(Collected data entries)
[Start]
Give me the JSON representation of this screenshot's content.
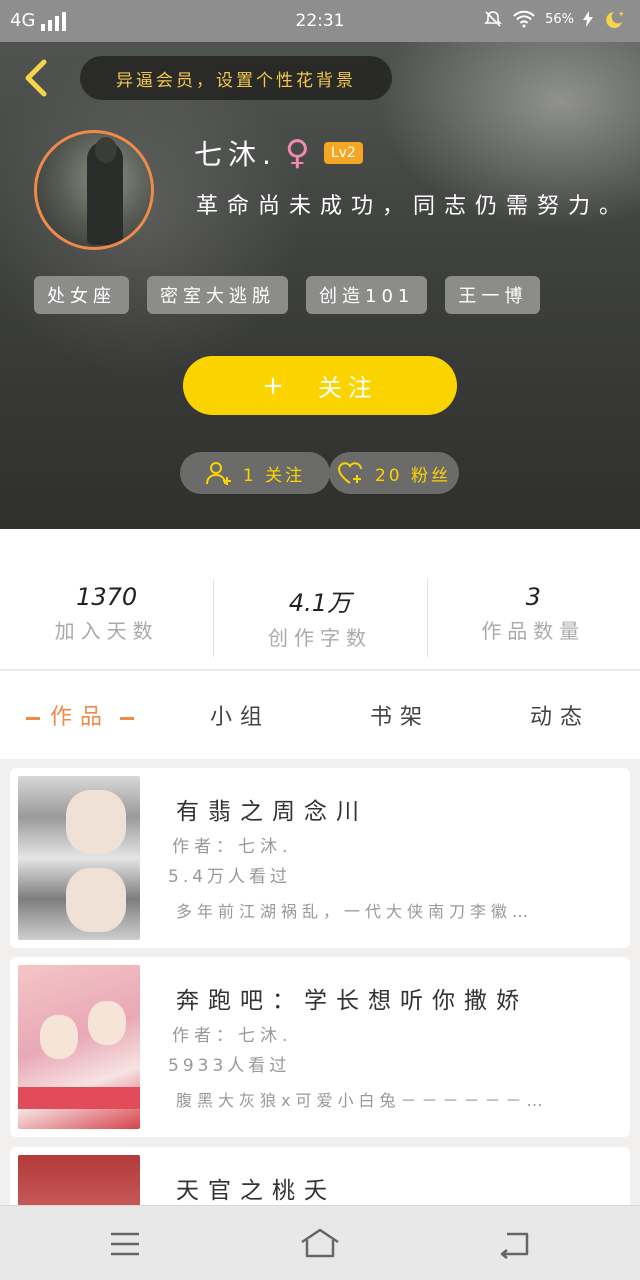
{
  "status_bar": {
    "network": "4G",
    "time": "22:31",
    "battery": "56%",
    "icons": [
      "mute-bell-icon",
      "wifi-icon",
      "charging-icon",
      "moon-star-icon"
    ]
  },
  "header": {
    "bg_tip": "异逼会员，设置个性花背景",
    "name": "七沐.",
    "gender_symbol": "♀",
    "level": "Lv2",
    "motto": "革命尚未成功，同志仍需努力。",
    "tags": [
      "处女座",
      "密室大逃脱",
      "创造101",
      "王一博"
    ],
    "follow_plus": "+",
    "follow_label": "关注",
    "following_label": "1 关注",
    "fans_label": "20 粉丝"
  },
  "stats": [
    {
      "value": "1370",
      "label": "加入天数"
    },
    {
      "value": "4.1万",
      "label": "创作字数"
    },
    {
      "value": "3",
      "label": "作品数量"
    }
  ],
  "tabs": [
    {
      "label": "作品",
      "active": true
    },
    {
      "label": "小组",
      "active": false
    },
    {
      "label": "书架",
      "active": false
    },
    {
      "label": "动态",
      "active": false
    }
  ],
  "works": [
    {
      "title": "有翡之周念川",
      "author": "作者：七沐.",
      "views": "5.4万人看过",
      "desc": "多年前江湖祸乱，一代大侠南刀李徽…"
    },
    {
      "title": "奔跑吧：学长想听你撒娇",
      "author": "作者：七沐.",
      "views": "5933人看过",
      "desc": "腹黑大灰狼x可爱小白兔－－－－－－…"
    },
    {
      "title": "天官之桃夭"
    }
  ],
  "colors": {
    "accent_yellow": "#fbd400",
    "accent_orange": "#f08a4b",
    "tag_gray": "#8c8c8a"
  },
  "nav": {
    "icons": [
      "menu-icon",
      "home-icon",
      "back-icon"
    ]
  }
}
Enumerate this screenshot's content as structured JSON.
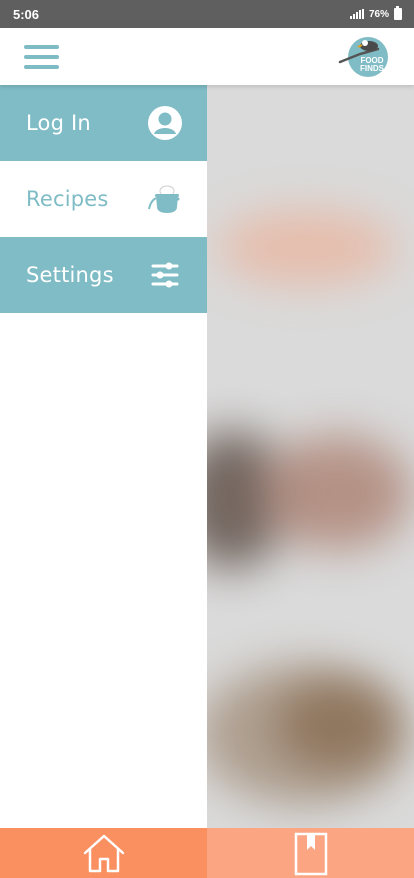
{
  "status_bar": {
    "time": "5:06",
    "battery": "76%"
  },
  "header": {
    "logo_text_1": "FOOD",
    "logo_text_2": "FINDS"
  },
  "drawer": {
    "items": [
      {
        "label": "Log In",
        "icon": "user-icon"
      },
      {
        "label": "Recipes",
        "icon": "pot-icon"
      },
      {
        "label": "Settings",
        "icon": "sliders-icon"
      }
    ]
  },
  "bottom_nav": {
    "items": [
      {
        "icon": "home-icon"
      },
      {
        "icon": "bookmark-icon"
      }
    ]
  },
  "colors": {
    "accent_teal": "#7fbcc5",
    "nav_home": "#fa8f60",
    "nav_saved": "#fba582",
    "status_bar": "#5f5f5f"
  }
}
[End]
Working from the line that contains "Enumerate this screenshot's" to the last line of the listing, please quote each line exactly, pictures excluded.

SOLVED EXERCISE
Enumerate this screenshot's content as structured JSON.
{
  "status_bar": {
    "time": "5:06",
    "battery": "76%"
  },
  "header": {
    "logo_text_1": "FOOD",
    "logo_text_2": "FINDS"
  },
  "drawer": {
    "items": [
      {
        "label": "Log In",
        "icon": "user-icon"
      },
      {
        "label": "Recipes",
        "icon": "pot-icon"
      },
      {
        "label": "Settings",
        "icon": "sliders-icon"
      }
    ]
  },
  "bottom_nav": {
    "items": [
      {
        "icon": "home-icon"
      },
      {
        "icon": "bookmark-icon"
      }
    ]
  },
  "colors": {
    "accent_teal": "#7fbcc5",
    "nav_home": "#fa8f60",
    "nav_saved": "#fba582",
    "status_bar": "#5f5f5f"
  }
}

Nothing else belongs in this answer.